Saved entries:

........

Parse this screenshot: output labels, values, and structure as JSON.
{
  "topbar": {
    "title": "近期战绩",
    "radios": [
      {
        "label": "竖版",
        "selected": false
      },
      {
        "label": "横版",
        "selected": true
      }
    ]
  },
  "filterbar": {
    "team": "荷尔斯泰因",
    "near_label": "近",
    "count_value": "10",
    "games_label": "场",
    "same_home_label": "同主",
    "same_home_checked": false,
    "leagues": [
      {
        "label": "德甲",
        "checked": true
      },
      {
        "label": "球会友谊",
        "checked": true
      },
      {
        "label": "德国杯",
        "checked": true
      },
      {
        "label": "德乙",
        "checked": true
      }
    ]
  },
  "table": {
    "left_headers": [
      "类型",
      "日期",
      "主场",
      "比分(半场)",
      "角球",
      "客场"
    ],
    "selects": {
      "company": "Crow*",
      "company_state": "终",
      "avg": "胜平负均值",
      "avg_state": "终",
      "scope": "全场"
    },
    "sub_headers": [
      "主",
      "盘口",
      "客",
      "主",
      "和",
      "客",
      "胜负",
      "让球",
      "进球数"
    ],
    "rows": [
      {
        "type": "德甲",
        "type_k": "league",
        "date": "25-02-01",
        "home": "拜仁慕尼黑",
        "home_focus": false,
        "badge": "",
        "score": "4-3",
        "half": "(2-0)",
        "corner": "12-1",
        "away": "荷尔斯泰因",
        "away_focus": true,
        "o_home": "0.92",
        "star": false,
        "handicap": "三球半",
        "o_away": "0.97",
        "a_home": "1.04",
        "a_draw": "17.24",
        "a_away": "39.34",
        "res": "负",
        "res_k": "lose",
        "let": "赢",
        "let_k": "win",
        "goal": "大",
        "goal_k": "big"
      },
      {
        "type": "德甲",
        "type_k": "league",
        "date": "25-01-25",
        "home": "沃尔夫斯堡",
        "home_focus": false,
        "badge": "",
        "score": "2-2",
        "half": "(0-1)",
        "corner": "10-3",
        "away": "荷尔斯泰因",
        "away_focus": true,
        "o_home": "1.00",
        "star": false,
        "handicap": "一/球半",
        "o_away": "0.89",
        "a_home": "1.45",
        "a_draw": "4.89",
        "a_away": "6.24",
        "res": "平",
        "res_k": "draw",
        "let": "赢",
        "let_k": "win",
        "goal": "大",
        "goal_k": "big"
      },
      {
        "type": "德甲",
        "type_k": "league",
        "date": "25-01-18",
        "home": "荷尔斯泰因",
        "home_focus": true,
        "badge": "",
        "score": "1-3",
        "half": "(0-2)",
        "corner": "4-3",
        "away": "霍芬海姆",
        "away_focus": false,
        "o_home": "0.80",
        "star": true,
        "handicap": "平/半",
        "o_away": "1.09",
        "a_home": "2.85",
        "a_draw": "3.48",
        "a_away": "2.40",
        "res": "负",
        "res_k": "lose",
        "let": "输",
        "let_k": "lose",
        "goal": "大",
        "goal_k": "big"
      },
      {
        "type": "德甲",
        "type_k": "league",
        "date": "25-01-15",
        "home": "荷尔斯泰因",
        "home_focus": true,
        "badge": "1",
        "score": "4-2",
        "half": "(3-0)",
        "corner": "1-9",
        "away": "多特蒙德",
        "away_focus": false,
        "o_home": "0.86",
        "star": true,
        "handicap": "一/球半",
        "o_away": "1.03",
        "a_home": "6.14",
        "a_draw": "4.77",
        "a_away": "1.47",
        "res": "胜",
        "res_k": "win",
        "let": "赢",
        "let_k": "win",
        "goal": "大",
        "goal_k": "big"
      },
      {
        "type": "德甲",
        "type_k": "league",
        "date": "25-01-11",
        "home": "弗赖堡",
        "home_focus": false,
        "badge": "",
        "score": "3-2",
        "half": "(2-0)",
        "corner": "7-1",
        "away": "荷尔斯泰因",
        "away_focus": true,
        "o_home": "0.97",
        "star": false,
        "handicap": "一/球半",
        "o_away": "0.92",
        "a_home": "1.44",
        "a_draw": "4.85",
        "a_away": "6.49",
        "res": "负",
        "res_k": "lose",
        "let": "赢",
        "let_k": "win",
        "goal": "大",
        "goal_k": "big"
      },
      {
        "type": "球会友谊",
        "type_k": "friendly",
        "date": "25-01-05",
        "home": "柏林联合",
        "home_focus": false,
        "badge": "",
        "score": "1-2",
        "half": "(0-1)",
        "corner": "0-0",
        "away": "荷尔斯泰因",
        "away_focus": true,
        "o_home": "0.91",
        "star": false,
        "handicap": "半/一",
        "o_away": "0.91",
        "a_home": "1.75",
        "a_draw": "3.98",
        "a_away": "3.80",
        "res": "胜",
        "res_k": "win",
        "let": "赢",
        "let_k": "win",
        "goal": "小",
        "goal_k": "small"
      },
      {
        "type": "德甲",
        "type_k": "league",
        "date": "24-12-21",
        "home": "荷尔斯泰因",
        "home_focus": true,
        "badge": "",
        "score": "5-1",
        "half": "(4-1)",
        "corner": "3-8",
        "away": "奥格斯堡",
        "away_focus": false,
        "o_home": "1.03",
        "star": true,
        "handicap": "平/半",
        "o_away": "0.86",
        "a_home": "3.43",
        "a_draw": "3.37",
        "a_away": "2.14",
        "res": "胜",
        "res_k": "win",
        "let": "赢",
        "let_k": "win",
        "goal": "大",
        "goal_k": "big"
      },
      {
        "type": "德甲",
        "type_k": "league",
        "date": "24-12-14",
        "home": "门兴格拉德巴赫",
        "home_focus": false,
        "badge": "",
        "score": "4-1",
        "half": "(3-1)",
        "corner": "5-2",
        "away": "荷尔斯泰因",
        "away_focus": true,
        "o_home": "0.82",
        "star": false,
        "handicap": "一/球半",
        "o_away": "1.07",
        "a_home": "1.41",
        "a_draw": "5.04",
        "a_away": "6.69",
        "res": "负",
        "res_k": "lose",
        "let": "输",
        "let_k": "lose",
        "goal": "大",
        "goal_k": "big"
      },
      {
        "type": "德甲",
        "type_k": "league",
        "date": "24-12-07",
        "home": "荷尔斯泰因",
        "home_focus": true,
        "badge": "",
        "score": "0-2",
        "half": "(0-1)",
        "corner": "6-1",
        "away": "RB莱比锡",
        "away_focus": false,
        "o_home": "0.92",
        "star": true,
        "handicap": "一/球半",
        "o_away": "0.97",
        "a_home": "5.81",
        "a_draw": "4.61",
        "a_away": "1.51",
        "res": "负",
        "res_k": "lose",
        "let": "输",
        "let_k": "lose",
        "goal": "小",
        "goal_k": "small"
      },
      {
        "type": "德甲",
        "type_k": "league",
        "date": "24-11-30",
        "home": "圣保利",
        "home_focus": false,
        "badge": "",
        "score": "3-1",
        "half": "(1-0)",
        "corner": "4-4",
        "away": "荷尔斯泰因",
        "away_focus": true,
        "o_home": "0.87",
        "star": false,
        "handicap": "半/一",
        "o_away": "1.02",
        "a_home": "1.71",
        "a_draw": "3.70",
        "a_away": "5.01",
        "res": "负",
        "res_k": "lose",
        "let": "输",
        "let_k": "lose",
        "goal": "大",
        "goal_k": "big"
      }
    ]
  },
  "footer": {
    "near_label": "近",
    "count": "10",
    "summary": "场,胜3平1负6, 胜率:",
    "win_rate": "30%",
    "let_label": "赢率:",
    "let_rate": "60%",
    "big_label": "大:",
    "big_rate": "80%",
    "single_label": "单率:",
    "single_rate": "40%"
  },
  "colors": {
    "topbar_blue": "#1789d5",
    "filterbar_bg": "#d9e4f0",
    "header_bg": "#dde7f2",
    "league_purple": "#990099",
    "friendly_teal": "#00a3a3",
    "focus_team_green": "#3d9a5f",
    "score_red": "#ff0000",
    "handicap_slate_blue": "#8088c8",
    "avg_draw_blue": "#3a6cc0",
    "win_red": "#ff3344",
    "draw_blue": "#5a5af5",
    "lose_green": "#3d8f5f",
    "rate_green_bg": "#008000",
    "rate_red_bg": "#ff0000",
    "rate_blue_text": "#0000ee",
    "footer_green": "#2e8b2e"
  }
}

........

◆ Task instructions
Provide solely the number of lines in the data that include the word "half".

◆ Solved exercise
10